# [Given problem]
Output the records. Match them exactly.
— START Information supplied —
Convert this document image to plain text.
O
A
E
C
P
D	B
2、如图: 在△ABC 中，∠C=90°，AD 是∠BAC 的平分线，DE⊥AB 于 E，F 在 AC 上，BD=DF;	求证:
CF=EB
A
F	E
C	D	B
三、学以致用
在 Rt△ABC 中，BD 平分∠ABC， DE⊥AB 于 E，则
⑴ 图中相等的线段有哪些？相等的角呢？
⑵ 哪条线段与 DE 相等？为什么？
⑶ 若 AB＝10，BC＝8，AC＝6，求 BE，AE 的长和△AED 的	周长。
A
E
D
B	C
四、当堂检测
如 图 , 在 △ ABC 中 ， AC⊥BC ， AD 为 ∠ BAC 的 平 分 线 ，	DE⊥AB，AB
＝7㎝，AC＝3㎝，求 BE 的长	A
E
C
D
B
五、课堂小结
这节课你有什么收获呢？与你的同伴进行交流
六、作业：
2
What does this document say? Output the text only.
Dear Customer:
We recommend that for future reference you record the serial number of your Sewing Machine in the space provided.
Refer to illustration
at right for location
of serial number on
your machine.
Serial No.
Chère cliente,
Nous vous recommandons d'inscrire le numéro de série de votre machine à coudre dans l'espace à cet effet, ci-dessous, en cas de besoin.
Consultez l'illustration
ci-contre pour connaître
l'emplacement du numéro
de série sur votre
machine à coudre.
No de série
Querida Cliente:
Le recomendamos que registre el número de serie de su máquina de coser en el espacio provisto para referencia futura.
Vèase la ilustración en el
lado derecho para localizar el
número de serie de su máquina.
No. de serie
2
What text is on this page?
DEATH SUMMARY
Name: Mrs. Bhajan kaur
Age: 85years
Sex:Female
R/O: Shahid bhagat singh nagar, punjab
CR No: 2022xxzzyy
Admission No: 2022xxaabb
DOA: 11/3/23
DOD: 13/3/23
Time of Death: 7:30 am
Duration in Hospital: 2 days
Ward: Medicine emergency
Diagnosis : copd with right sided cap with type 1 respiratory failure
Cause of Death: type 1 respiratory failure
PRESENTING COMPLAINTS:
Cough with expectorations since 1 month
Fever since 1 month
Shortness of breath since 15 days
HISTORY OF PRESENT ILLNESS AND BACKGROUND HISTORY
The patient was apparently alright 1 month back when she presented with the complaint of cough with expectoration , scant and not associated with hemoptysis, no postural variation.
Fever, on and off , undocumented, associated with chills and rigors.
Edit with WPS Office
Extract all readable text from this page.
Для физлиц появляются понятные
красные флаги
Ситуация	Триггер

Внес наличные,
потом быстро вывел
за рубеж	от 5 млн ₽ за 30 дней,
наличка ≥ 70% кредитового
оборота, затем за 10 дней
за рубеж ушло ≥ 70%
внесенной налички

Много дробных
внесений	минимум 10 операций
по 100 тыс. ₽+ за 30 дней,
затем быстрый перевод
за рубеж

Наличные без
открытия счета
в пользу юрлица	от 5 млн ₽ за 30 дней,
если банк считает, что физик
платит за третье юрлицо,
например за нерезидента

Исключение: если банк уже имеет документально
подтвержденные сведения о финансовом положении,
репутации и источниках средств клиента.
— END Information supplied —
# [Worked solution]
Convert this document image to plain text.
O
A
E
C
P
D	B
2、如图: 在△ABC 中，∠C=90°，AD 是∠BAC 的平分线，DE⊥AB 于 E，F 在 AC 上，BD=DF;	求证:
CF=EB
A
F	E
C	D	B
三、学以致用
在 Rt△ABC 中，BD 平分∠ABC， DE⊥AB 于 E，则
⑴ 图中相等的线段有哪些？相等的角呢？
⑵ 哪条线段与 DE 相等？为什么？
⑶ 若 AB＝10，BC＝8，AC＝6，求 BE，AE 的长和△AED 的	周长。
A
E
D
B	C
四、当堂检测
如 图 , 在 △ ABC 中 ， AC⊥BC ， AD 为 ∠ BAC 的 平 分 线 ，	DE⊥AB，AB
＝7㎝，AC＝3㎝，求 BE 的长	A
E
C
D
B
五、课堂小结
这节课你有什么收获呢？与你的同伴进行交流
六、作业：
2
What does this document say? Output the text only.
Dear Customer:
We recommend that for future reference you record the serial number of your Sewing Machine in the space provided.
Refer to illustration
at right for location
of serial number on
your machine.
Serial No.
Chère cliente,
Nous vous recommandons d'inscrire le numéro de série de votre machine à coudre dans l'espace à cet effet, ci-dessous, en cas de besoin.
Consultez l'illustration
ci-contre pour connaître
l'emplacement du numéro
de série sur votre
machine à coudre.
No de série
Querida Cliente:
Le recomendamos que registre el número de serie de su máquina de coser en el espacio provisto para referencia futura.
Vèase la ilustración en el
lado derecho para localizar el
número de serie de su máquina.
No. de serie
2
What text is on this page?
DEATH SUMMARY
Name: Mrs. Bhajan kaur
Age: 85years
Sex:Female
R/O: Shahid bhagat singh nagar, punjab
CR No: 2022xxzzyy
Admission No: 2022xxaabb
DOA: 11/3/23
DOD: 13/3/23
Time of Death: 7:30 am
Duration in Hospital: 2 days
Ward: Medicine emergency
Diagnosis : copd with right sided cap with type 1 respiratory failure
Cause of Death: type 1 respiratory failure
PRESENTING COMPLAINTS:
Cough with expectorations since 1 month
Fever since 1 month
Shortness of breath since 15 days
HISTORY OF PRESENT ILLNESS AND BACKGROUND HISTORY
The patient was apparently alright 1 month back when she presented with the complaint of cough with expectoration , scant and not associated with hemoptysis, no postural variation.
Fever, on and off , undocumented, associated with chills and rigors.
Edit with WPS Office
Extract all readable text from this page.
Для физлиц появляются понятные
красные флаги
Ситуация	Триггер

Внес наличные,
потом быстро вывел
за рубеж	от 5 млн ₽ за 30 дней,
наличка ≥ 70% кредитового
оборота, затем за 10 дней
за рубеж ушло ≥ 70%
внесенной налички

Много дробных
внесений	минимум 10 операций
по 100 тыс. ₽+ за 30 дней,
затем быстрый перевод
за рубеж

Наличные без
открытия счета
в пользу юрлица	от 5 млн ₽ за 30 дней,
если банк считает, что физик
платит за третье юрлицо,
например за нерезидента

Исключение: если банк уже имеет документально
подтвержденные сведения о финансовом положении,
репутации и источниках средств клиента.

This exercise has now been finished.